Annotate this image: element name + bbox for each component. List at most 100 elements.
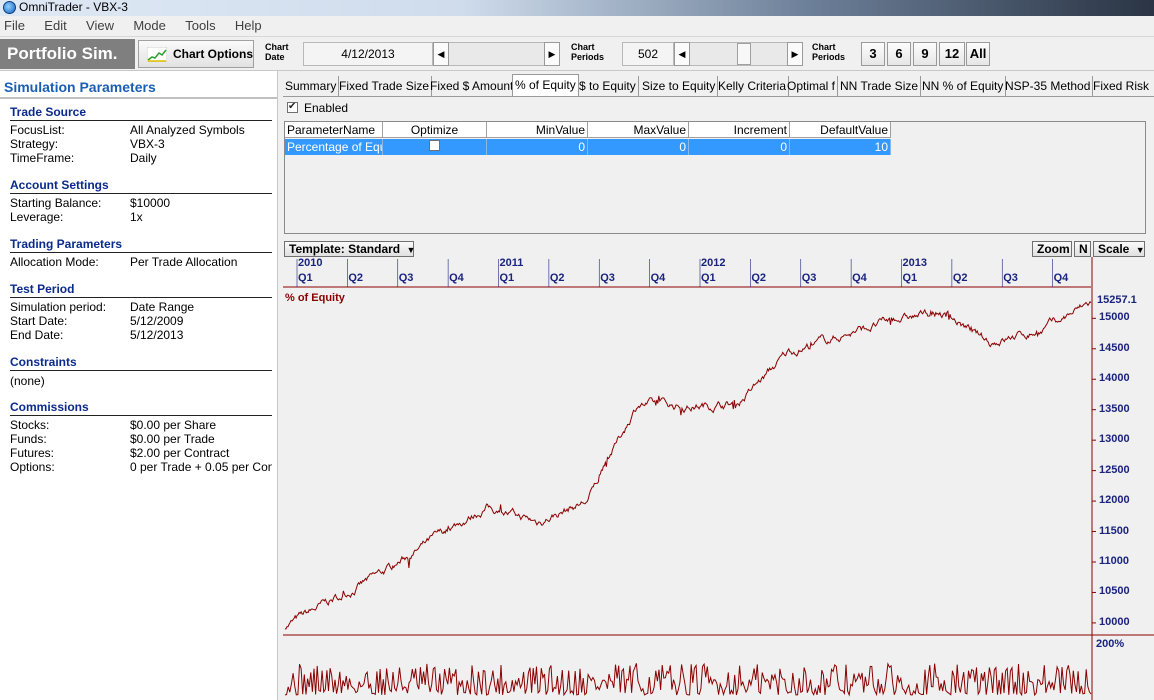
window-title: OmniTrader - VBX-3 xyxy=(19,0,128,14)
tab-nn-trade-size[interactable]: NN Trade Size xyxy=(838,76,922,97)
column-header-maxvalue[interactable]: MaxValue xyxy=(588,122,689,138)
last-value-label: 15257.1 xyxy=(1097,294,1137,306)
chart-date-scroll-track[interactable] xyxy=(449,42,544,66)
param-row: (none) xyxy=(10,374,272,388)
menu-mode[interactable]: Mode xyxy=(133,16,166,36)
section-trade-source: Trade Source FocusList: All Analyzed Symb… xyxy=(10,105,272,165)
quarter-label: Q2 xyxy=(751,272,767,284)
tab-fixed-trade-size[interactable]: Fixed Trade Size xyxy=(337,76,433,97)
param-row: End Date: 5/12/2013 xyxy=(10,328,272,342)
optimize-checkbox[interactable] xyxy=(429,140,440,151)
param-value: 0 per Trade + 0.05 per Contr xyxy=(130,460,272,474)
chart-periods-prev-arrow[interactable]: ◀ xyxy=(674,42,690,66)
cell-parameter-name[interactable]: Percentage of Equi xyxy=(285,139,383,155)
quarter-label: Q4 xyxy=(650,272,666,284)
quarter-label: Q1 xyxy=(298,272,313,284)
param-value: 5/12/2013 xyxy=(130,328,184,342)
param-key: Start Date: xyxy=(10,314,68,328)
param-value: $10000 xyxy=(130,196,171,210)
param-row: TimeFrame: Daily xyxy=(10,151,272,165)
period-9-button[interactable]: 9 xyxy=(913,42,937,66)
param-value: Date Range xyxy=(130,300,195,314)
column-header-defaultvalue[interactable]: DefaultValue xyxy=(790,122,891,138)
menu-view[interactable]: View xyxy=(86,16,114,36)
tab-fixed-risk[interactable]: Fixed Risk xyxy=(1091,76,1151,97)
cell-optimize[interactable] xyxy=(383,139,487,155)
chart-periods-label-line2: Periods xyxy=(571,52,605,62)
param-value: Per Trade Allocation xyxy=(130,255,238,269)
cell-default-value[interactable]: 10 xyxy=(790,139,891,155)
quarter-label: Q3 xyxy=(801,272,817,284)
section-trading-parameters: Trading Parameters Allocation Mode: Per T… xyxy=(10,237,272,269)
param-row: Options: 0 per Trade + 0.05 per Contr xyxy=(10,460,272,474)
param-value: $0.00 per Trade xyxy=(130,432,215,446)
enabled-checkbox[interactable] xyxy=(287,100,298,114)
parameter-grid: ParameterName Optimize MinValue MaxValue… xyxy=(284,121,1146,234)
cell-min-value[interactable]: 0 xyxy=(487,139,588,155)
series-title: % of Equity xyxy=(285,292,345,304)
tab-optimal-f[interactable]: Optimal f xyxy=(785,76,839,97)
cell-increment[interactable]: 0 xyxy=(689,139,790,155)
year-label: 2010 xyxy=(298,257,323,269)
tab-kelly-criteria[interactable]: Kelly Criteria xyxy=(716,76,790,97)
param-key: Simulation period: xyxy=(10,300,107,314)
chart-periods-scroll-thumb[interactable] xyxy=(737,43,751,65)
param-row: FocusList: All Analyzed Symbols xyxy=(10,123,272,137)
param-row: Simulation period: Date Range xyxy=(10,300,272,314)
chart-date-label-line2: Date xyxy=(265,52,285,62)
period-3-button[interactable]: 3 xyxy=(861,42,885,66)
chevron-down-icon: ▼ xyxy=(1135,245,1145,255)
quarter-label: Q2 xyxy=(348,272,364,284)
period-all-button[interactable]: All xyxy=(966,42,990,66)
tab-summary[interactable]: Summary xyxy=(283,76,340,97)
param-value: $0.00 per Share xyxy=(130,418,217,432)
tab-percent-of-equity[interactable]: % of Equity xyxy=(512,74,579,97)
title-bar: OmniTrader - VBX-3 xyxy=(0,0,1154,16)
template-dropdown[interactable]: Template: Standard ▼ xyxy=(284,241,415,257)
tab-nn-percent-of-equity[interactable]: NN % of Equity xyxy=(920,76,1007,97)
enabled-row: Enabled xyxy=(287,100,348,115)
period-6-button[interactable]: 6 xyxy=(887,42,911,66)
chart-date-field[interactable]: 4/12/2013 xyxy=(303,42,433,66)
column-header-parametername[interactable]: ParameterName xyxy=(285,122,383,138)
column-header-optimize[interactable]: Optimize xyxy=(383,122,487,138)
tab-fixed-dollar-amount[interactable]: Fixed $ Amount xyxy=(428,76,517,97)
quarter-label: Q1 xyxy=(902,272,918,284)
n-button[interactable]: N xyxy=(1074,241,1091,257)
menu-tools[interactable]: Tools xyxy=(185,16,215,36)
chart-periods-next-arrow[interactable]: ▶ xyxy=(787,42,803,66)
chart-date-next-arrow[interactable]: ▶ xyxy=(544,42,560,66)
column-header-increment[interactable]: Increment xyxy=(689,122,790,138)
chart-options-label: Chart Options xyxy=(173,47,253,61)
scale-dropdown[interactable]: Scale ▼ xyxy=(1093,241,1145,257)
equity-chart[interactable]: % of Equity Q1 Q2 Q3 Q4 Q1 Q2 Q3 Q4 Q1 Q2 Q3 Q4 Q1 Q2… xyxy=(283,257,1154,700)
sizing-method-tabs: Summary Fixed Trade Size Fixed $ Amount … xyxy=(283,74,1154,97)
y-tick-label: 10500 xyxy=(1099,585,1130,598)
chart-periods-field[interactable]: 502 xyxy=(622,42,674,66)
tab-nsp-35-method[interactable]: NSP-35 Method xyxy=(1003,76,1094,97)
tab-dollar-to-equity[interactable]: $ to Equity xyxy=(577,76,639,97)
tab-size-to-equity[interactable]: Size to Equity xyxy=(640,76,719,97)
menu-help[interactable]: Help xyxy=(235,16,262,36)
param-value: 1x xyxy=(130,210,143,224)
chart-date-prev-arrow[interactable]: ◀ xyxy=(433,42,449,66)
quarter-label: Q3 xyxy=(600,272,615,284)
param-key: Futures: xyxy=(10,446,55,460)
y-tick-label: 10000 xyxy=(1099,615,1130,628)
param-key: FocusList: xyxy=(10,123,65,137)
param-row: Futures: $2.00 per Contract xyxy=(10,446,272,460)
cell-max-value[interactable]: 0 xyxy=(588,139,689,155)
quarter-label: Q4 xyxy=(449,272,464,284)
zoom-button[interactable]: Zoom xyxy=(1032,241,1072,257)
menu-edit[interactable]: Edit xyxy=(44,16,66,36)
menu-file[interactable]: File xyxy=(4,16,25,36)
param-key: Stocks: xyxy=(10,418,50,432)
y-tick-label: 13000 xyxy=(1099,433,1130,446)
period-12-button[interactable]: 12 xyxy=(939,42,965,66)
param-row: Funds: $0.00 per Trade xyxy=(10,432,272,446)
section-title: Constraints xyxy=(10,355,272,371)
chart-options-button[interactable]: Chart Options xyxy=(138,40,254,68)
quarter-label: Q4 xyxy=(1053,272,1069,284)
column-header-minvalue[interactable]: MinValue xyxy=(487,122,588,138)
quarter-label: Q1 xyxy=(701,272,716,284)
+++
- TASK TO COMPLETE: Could you rewrite the entries from the line with "window-title: OmniTrader - VBX-3" to the line with "section-trade-source: Trade Source", swapping "FocusList" for "WatchList" and leaving everything else unchanged?

- PROBLEM SOLUTION:
window-title: OmniTrader - VBX-3 xyxy=(19,0,128,14)
tab-nn-trade-size[interactable]: NN Trade Size xyxy=(838,76,922,97)
column-header-maxvalue[interactable]: MaxValue xyxy=(588,122,689,138)
last-value-label: 15257.1 xyxy=(1097,294,1137,306)
chart-date-scroll-track[interactable] xyxy=(449,42,544,66)
param-row: (none) xyxy=(10,374,272,388)
menu-mode[interactable]: Mode xyxy=(133,16,166,36)
section-trade-source: Trade Source WatchList: All Analyzed Symb… xyxy=(10,105,272,165)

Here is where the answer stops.